SET EXERCISE – Each entry below is to be duplicated verbatim.
-- START OF SUPPLIED ENTRIES --
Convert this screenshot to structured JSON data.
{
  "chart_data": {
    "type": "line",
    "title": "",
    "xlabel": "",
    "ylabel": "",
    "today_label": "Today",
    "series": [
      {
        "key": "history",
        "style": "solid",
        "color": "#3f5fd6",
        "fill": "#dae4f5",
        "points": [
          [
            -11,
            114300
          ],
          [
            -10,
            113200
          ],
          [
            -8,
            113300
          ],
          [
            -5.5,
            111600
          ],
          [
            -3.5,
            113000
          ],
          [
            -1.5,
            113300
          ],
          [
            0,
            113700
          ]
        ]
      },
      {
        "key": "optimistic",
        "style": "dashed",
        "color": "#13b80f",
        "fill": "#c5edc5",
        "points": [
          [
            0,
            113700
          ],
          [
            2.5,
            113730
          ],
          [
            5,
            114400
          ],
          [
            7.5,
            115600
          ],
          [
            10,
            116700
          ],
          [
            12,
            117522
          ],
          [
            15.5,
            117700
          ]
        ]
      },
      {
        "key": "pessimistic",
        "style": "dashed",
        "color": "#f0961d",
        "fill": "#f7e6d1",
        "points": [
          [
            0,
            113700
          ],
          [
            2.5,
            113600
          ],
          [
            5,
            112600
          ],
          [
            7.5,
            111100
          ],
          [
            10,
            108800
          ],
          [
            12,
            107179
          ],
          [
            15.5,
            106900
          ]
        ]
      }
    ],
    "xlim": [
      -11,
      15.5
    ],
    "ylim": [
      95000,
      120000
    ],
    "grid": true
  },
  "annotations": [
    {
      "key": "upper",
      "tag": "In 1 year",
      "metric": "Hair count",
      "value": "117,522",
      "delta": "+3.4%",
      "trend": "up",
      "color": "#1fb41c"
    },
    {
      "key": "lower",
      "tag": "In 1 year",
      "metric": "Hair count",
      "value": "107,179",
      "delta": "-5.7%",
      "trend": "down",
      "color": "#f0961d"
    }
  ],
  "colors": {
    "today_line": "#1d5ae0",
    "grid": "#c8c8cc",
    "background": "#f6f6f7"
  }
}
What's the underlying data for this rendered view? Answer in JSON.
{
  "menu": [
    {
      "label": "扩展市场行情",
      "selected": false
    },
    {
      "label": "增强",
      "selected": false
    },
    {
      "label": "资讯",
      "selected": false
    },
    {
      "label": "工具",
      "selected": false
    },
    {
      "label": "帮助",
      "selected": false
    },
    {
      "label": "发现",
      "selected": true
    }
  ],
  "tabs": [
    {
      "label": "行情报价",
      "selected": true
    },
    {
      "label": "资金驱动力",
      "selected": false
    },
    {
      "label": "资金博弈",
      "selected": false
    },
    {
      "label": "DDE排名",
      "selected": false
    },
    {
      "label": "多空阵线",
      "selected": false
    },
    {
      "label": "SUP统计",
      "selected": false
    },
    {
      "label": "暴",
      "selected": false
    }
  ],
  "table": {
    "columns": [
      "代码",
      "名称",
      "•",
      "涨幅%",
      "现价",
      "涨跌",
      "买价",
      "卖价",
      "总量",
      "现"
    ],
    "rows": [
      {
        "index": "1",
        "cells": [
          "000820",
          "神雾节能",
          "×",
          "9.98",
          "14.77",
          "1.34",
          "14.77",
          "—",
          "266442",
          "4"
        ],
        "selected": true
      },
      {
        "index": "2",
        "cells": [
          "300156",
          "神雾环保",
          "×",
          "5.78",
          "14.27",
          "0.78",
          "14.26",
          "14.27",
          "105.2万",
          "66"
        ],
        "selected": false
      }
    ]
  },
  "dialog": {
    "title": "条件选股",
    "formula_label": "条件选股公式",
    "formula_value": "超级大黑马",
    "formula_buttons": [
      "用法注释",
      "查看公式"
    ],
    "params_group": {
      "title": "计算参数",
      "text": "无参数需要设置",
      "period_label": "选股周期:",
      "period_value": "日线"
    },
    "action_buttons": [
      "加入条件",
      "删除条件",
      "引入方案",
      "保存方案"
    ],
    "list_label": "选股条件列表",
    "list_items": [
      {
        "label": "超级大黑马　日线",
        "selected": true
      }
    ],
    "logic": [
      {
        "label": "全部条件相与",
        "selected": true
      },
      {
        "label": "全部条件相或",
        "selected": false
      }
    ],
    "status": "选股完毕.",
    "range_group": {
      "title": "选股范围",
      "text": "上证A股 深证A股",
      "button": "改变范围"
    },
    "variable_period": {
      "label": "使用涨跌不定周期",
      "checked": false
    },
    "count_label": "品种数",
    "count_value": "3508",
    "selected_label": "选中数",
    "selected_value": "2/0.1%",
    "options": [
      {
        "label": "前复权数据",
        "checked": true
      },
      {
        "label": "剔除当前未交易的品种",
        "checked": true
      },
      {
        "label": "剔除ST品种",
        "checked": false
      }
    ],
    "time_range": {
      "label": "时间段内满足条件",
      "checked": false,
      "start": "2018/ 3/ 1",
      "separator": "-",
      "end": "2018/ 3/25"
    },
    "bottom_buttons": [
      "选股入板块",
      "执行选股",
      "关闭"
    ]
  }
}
-- END OF SUPPLIED ENTRIES --
WRITTEN REPLY –
Convert this screenshot to structured JSON data.
{
  "chart_data": {
    "type": "line",
    "title": "",
    "xlabel": "",
    "ylabel": "",
    "today_label": "Today",
    "series": [
      {
        "key": "history",
        "style": "solid",
        "color": "#3f5fd6",
        "fill": "#dae4f5",
        "points": [
          [
            -11,
            114300
          ],
          [
            -10,
            113200
          ],
          [
            -8,
            113300
          ],
          [
            -5.5,
            111600
          ],
          [
            -3.5,
            113000
          ],
          [
            -1.5,
            113300
          ],
          [
            0,
            113700
          ]
        ]
      },
      {
        "key": "optimistic",
        "style": "dashed",
        "color": "#13b80f",
        "fill": "#c5edc5",
        "points": [
          [
            0,
            113700
          ],
          [
            2.5,
            113730
          ],
          [
            5,
            114400
          ],
          [
            7.5,
            115600
          ],
          [
            10,
            116700
          ],
          [
            12,
            117522
          ],
          [
            15.5,
            117700
          ]
        ]
      },
      {
        "key": "pessimistic",
        "style": "dashed",
        "color": "#f0961d",
        "fill": "#f7e6d1",
        "points": [
          [
            0,
            113700
          ],
          [
            2.5,
            113600
          ],
          [
            5,
            112600
          ],
          [
            7.5,
            111100
          ],
          [
            10,
            108800
          ],
          [
            12,
            107179
          ],
          [
            15.5,
            106900
          ]
        ]
      }
    ],
    "xlim": [
      -11,
      15.5
    ],
    "ylim": [
      95000,
      120000
    ],
    "grid": true
  },
  "annotations": [
    {
      "key": "upper",
      "tag": "In 1 year",
      "metric": "Hair count",
      "value": "117,522",
      "delta": "+3.4%",
      "trend": "up",
      "color": "#1fb41c"
    },
    {
      "key": "lower",
      "tag": "In 1 year",
      "metric": "Hair count",
      "value": "107,179",
      "delta": "-5.7%",
      "trend": "down",
      "color": "#f0961d"
    }
  ],
  "colors": {
    "today_line": "#1d5ae0",
    "grid": "#c8c8cc",
    "background": "#f6f6f7"
  }
}
What's the underlying data for this rendered view? Answer in JSON.
{
  "menu": [
    {
      "label": "扩展市场行情",
      "selected": false
    },
    {
      "label": "增强",
      "selected": false
    },
    {
      "label": "资讯",
      "selected": false
    },
    {
      "label": "工具",
      "selected": false
    },
    {
      "label": "帮助",
      "selected": false
    },
    {
      "label": "发现",
      "selected": true
    }
  ],
  "tabs": [
    {
      "label": "行情报价",
      "selected": true
    },
    {
      "label": "资金驱动力",
      "selected": false
    },
    {
      "label": "资金博弈",
      "selected": false
    },
    {
      "label": "DDE排名",
      "selected": false
    },
    {
      "label": "多空阵线",
      "selected": false
    },
    {
      "label": "SUP统计",
      "selected": false
    },
    {
      "label": "暴",
      "selected": false
    }
  ],
  "table": {
    "columns": [
      "代码",
      "名称",
      "•",
      "涨幅%",
      "现价",
      "涨跌",
      "买价",
      "卖价",
      "总量",
      "现"
    ],
    "rows": [
      {
        "index": "1",
        "cells": [
          "000820",
          "神雾节能",
          "×",
          "9.98",
          "14.77",
          "1.34",
          "14.77",
          "—",
          "266442",
          "4"
        ],
        "selected": true
      },
      {
        "index": "2",
        "cells": [
          "300156",
          "神雾环保",
          "×",
          "5.78",
          "14.27",
          "0.78",
          "14.26",
          "14.27",
          "105.2万",
          "66"
        ],
        "selected": false
      }
    ]
  },
  "dialog": {
    "title": "条件选股",
    "formula_label": "条件选股公式",
    "formula_value": "超级大黑马",
    "formula_buttons": [
      "用法注释",
      "查看公式"
    ],
    "params_group": {
      "title": "计算参数",
      "text": "无参数需要设置",
      "period_label": "选股周期:",
      "period_value": "日线"
    },
    "action_buttons": [
      "加入条件",
      "删除条件",
      "引入方案",
      "保存方案"
    ],
    "list_label": "选股条件列表",
    "list_items": [
      {
        "label": "超级大黑马　日线",
        "selected": true
      }
    ],
    "logic": [
      {
        "label": "全部条件相与",
        "selected": true
      },
      {
        "label": "全部条件相或",
        "selected": false
      }
    ],
    "status": "选股完毕.",
    "range_group": {
      "title": "选股范围",
      "text": "上证A股 深证A股",
      "button": "改变范围"
    },
    "variable_period": {
      "label": "使用涨跌不定周期",
      "checked": false
    },
    "count_label": "品种数",
    "count_value": "3508",
    "selected_label": "选中数",
    "selected_value": "2/0.1%",
    "options": [
      {
        "label": "前复权数据",
        "checked": true
      },
      {
        "label": "剔除当前未交易的品种",
        "checked": true
      },
      {
        "label": "剔除ST品种",
        "checked": false
      }
    ],
    "time_range": {
      "label": "时间段内满足条件",
      "checked": false,
      "start": "2018/ 3/ 1",
      "separator": "-",
      "end": "2018/ 3/25"
    },
    "bottom_buttons": [
      "选股入板块",
      "执行选股",
      "关闭"
    ]
  }
}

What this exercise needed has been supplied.